Data listing -
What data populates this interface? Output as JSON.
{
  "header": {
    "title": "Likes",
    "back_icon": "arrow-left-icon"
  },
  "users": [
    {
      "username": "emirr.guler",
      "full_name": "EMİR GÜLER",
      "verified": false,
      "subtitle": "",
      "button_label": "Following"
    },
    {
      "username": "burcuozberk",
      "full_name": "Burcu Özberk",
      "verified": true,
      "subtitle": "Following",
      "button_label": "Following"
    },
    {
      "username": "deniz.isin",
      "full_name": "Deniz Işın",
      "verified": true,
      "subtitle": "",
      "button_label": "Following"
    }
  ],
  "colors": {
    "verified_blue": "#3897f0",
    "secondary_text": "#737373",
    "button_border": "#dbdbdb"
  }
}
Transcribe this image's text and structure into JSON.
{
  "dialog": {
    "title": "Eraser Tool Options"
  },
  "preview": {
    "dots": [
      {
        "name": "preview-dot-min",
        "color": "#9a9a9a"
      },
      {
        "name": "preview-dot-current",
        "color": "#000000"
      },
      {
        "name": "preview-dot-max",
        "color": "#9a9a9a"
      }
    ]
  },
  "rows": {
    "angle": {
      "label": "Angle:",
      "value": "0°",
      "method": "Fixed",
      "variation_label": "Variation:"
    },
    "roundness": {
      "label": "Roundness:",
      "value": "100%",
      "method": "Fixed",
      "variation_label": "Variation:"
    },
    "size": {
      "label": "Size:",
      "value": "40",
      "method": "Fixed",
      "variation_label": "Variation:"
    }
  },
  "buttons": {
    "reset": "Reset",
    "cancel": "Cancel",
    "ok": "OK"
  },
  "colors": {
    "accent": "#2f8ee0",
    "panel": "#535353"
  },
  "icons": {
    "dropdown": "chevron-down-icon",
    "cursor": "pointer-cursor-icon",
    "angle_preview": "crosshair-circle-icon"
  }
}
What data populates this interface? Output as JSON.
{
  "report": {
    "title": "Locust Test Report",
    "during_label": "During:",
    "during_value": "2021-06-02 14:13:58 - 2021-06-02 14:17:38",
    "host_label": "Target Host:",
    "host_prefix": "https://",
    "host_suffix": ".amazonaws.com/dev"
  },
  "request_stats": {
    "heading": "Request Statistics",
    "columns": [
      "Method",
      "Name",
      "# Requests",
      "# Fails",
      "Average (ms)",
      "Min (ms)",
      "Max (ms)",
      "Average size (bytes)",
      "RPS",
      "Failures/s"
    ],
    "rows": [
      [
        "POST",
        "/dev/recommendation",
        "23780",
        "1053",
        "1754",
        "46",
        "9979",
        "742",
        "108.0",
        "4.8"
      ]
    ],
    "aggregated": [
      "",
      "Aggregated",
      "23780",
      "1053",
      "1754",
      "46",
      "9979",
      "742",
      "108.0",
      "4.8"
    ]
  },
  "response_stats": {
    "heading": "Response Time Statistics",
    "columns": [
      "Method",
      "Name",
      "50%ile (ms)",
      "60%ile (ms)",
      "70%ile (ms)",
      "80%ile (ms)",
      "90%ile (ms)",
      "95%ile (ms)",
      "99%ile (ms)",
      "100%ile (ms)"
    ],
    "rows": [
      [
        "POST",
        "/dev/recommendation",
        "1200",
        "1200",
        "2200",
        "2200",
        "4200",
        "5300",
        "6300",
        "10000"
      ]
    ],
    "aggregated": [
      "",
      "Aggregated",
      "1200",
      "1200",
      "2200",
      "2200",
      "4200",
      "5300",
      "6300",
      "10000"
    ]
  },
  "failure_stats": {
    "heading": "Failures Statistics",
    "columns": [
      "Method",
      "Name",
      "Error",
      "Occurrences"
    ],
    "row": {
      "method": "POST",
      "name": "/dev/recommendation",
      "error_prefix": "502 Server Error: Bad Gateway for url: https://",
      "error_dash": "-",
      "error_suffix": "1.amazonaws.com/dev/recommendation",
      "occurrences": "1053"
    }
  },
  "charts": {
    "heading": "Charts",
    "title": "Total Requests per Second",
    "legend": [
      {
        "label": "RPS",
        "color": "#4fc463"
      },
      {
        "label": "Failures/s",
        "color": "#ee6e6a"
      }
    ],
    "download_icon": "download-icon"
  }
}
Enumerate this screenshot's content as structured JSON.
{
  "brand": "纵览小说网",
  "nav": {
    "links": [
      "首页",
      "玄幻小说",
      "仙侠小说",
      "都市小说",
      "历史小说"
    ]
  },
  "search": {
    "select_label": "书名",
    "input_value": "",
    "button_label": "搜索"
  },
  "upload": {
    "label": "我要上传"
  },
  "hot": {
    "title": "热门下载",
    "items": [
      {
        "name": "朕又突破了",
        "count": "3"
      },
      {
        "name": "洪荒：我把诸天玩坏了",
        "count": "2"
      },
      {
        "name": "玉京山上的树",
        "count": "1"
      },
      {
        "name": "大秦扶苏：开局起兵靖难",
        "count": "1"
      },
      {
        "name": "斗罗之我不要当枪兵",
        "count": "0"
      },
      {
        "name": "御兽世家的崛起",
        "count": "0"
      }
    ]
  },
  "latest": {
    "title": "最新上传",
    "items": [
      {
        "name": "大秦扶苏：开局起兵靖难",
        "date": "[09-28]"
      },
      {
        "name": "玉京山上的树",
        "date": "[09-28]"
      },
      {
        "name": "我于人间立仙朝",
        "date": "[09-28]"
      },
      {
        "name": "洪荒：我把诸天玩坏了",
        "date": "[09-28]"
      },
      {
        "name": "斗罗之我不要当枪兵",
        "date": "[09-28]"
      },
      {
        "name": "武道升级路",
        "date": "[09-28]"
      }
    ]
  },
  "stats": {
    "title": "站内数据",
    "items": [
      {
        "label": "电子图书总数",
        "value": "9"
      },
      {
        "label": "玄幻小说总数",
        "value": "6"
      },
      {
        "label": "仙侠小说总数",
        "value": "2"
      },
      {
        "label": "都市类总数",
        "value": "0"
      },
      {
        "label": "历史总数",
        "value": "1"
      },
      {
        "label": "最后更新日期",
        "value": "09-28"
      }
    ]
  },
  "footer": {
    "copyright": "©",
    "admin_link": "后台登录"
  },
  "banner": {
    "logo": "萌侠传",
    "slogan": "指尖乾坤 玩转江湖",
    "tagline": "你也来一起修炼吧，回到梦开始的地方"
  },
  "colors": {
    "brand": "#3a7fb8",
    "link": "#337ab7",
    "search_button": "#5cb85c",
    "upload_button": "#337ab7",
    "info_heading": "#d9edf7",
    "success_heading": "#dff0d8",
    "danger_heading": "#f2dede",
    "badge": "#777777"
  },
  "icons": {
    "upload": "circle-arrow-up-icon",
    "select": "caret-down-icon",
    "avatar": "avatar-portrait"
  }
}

What needs to be done -
Reproduce every line of the material above exactly.

Full response -
What data populates this interface? Output as JSON.
{
  "header": {
    "title": "Likes",
    "back_icon": "arrow-left-icon"
  },
  "users": [
    {
      "username": "emirr.guler",
      "full_name": "EMİR GÜLER",
      "verified": false,
      "subtitle": "",
      "button_label": "Following"
    },
    {
      "username": "burcuozberk",
      "full_name": "Burcu Özberk",
      "verified": true,
      "subtitle": "Following",
      "button_label": "Following"
    },
    {
      "username": "deniz.isin",
      "full_name": "Deniz Işın",
      "verified": true,
      "subtitle": "",
      "button_label": "Following"
    }
  ],
  "colors": {
    "verified_blue": "#3897f0",
    "secondary_text": "#737373",
    "button_border": "#dbdbdb"
  }
}
Transcribe this image's text and structure into JSON.
{
  "dialog": {
    "title": "Eraser Tool Options"
  },
  "preview": {
    "dots": [
      {
        "name": "preview-dot-min",
        "color": "#9a9a9a"
      },
      {
        "name": "preview-dot-current",
        "color": "#000000"
      },
      {
        "name": "preview-dot-max",
        "color": "#9a9a9a"
      }
    ]
  },
  "rows": {
    "angle": {
      "label": "Angle:",
      "value": "0°",
      "method": "Fixed",
      "variation_label": "Variation:"
    },
    "roundness": {
      "label": "Roundness:",
      "value": "100%",
      "method": "Fixed",
      "variation_label": "Variation:"
    },
    "size": {
      "label": "Size:",
      "value": "40",
      "method": "Fixed",
      "variation_label": "Variation:"
    }
  },
  "buttons": {
    "reset": "Reset",
    "cancel": "Cancel",
    "ok": "OK"
  },
  "colors": {
    "accent": "#2f8ee0",
    "panel": "#535353"
  },
  "icons": {
    "dropdown": "chevron-down-icon",
    "cursor": "pointer-cursor-icon",
    "angle_preview": "crosshair-circle-icon"
  }
}
What data populates this interface? Output as JSON.
{
  "report": {
    "title": "Locust Test Report",
    "during_label": "During:",
    "during_value": "2021-06-02 14:13:58 - 2021-06-02 14:17:38",
    "host_label": "Target Host:",
    "host_prefix": "https://",
    "host_suffix": ".amazonaws.com/dev"
  },
  "request_stats": {
    "heading": "Request Statistics",
    "columns": [
      "Method",
      "Name",
      "# Requests",
      "# Fails",
      "Average (ms)",
      "Min (ms)",
      "Max (ms)",
      "Average size (bytes)",
      "RPS",
      "Failures/s"
    ],
    "rows": [
      [
        "POST",
        "/dev/recommendation",
        "23780",
        "1053",
        "1754",
        "46",
        "9979",
        "742",
        "108.0",
        "4.8"
      ]
    ],
    "aggregated": [
      "",
      "Aggregated",
      "23780",
      "1053",
      "1754",
      "46",
      "9979",
      "742",
      "108.0",
      "4.8"
    ]
  },
  "response_stats": {
    "heading": "Response Time Statistics",
    "columns": [
      "Method",
      "Name",
      "50%ile (ms)",
      "60%ile (ms)",
      "70%ile (ms)",
      "80%ile (ms)",
      "90%ile (ms)",
      "95%ile (ms)",
      "99%ile (ms)",
      "100%ile (ms)"
    ],
    "rows": [
      [
        "POST",
        "/dev/recommendation",
        "1200",
        "1200",
        "2200",
        "2200",
        "4200",
        "5300",
        "6300",
        "10000"
      ]
    ],
    "aggregated": [
      "",
      "Aggregated",
      "1200",
      "1200",
      "2200",
      "2200",
      "4200",
      "5300",
      "6300",
      "10000"
    ]
  },
  "failure_stats": {
    "heading": "Failures Statistics",
    "columns": [
      "Method",
      "Name",
      "Error",
      "Occurrences"
    ],
    "row": {
      "method": "POST",
      "name": "/dev/recommendation",
      "error_prefix": "502 Server Error: Bad Gateway for url: https://",
      "error_dash": "-",
      "error_suffix": "1.amazonaws.com/dev/recommendation",
      "occurrences": "1053"
    }
  },
  "charts": {
    "heading": "Charts",
    "title": "Total Requests per Second",
    "legend": [
      {
        "label": "RPS",
        "color": "#4fc463"
      },
      {
        "label": "Failures/s",
        "color": "#ee6e6a"
      }
    ],
    "download_icon": "download-icon"
  }
}
Enumerate this screenshot's content as structured JSON.
{
  "brand": "纵览小说网",
  "nav": {
    "links": [
      "首页",
      "玄幻小说",
      "仙侠小说",
      "都市小说",
      "历史小说"
    ]
  },
  "search": {
    "select_label": "书名",
    "input_value": "",
    "button_label": "搜索"
  },
  "upload": {
    "label": "我要上传"
  },
  "hot": {
    "title": "热门下载",
    "items": [
      {
        "name": "朕又突破了",
        "count": "3"
      },
      {
        "name": "洪荒：我把诸天玩坏了",
        "count": "2"
      },
      {
        "name": "玉京山上的树",
        "count": "1"
      },
      {
        "name": "大秦扶苏：开局起兵靖难",
        "count": "1"
      },
      {
        "name": "斗罗之我不要当枪兵",
        "count": "0"
      },
      {
        "name": "御兽世家的崛起",
        "count": "0"
      }
    ]
  },
  "latest": {
    "title": "最新上传",
    "items": [
      {
        "name": "大秦扶苏：开局起兵靖难",
        "date": "[09-28]"
      },
      {
        "name": "玉京山上的树",
        "date": "[09-28]"
      },
      {
        "name": "我于人间立仙朝",
        "date": "[09-28]"
      },
      {
        "name": "洪荒：我把诸天玩坏了",
        "date": "[09-28]"
      },
      {
        "name": "斗罗之我不要当枪兵",
        "date": "[09-28]"
      },
      {
        "name": "武道升级路",
        "date": "[09-28]"
      }
    ]
  },
  "stats": {
    "title": "站内数据",
    "items": [
      {
        "label": "电子图书总数",
        "value": "9"
      },
      {
        "label": "玄幻小说总数",
        "value": "6"
      },
      {
        "label": "仙侠小说总数",
        "value": "2"
      },
      {
        "label": "都市类总数",
        "value": "0"
      },
      {
        "label": "历史总数",
        "value": "1"
      },
      {
        "label": "最后更新日期",
        "value": "09-28"
      }
    ]
  },
  "footer": {
    "copyright": "©",
    "admin_link": "后台登录"
  },
  "banner": {
    "logo": "萌侠传",
    "slogan": "指尖乾坤 玩转江湖",
    "tagline": "你也来一起修炼吧，回到梦开始的地方"
  },
  "colors": {
    "brand": "#3a7fb8",
    "link": "#337ab7",
    "search_button": "#5cb85c",
    "upload_button": "#337ab7",
    "info_heading": "#d9edf7",
    "success_heading": "#dff0d8",
    "danger_heading": "#f2dede",
    "badge": "#777777"
  },
  "icons": {
    "upload": "circle-arrow-up-icon",
    "select": "caret-down-icon",
    "avatar": "avatar-portrait"
  }
}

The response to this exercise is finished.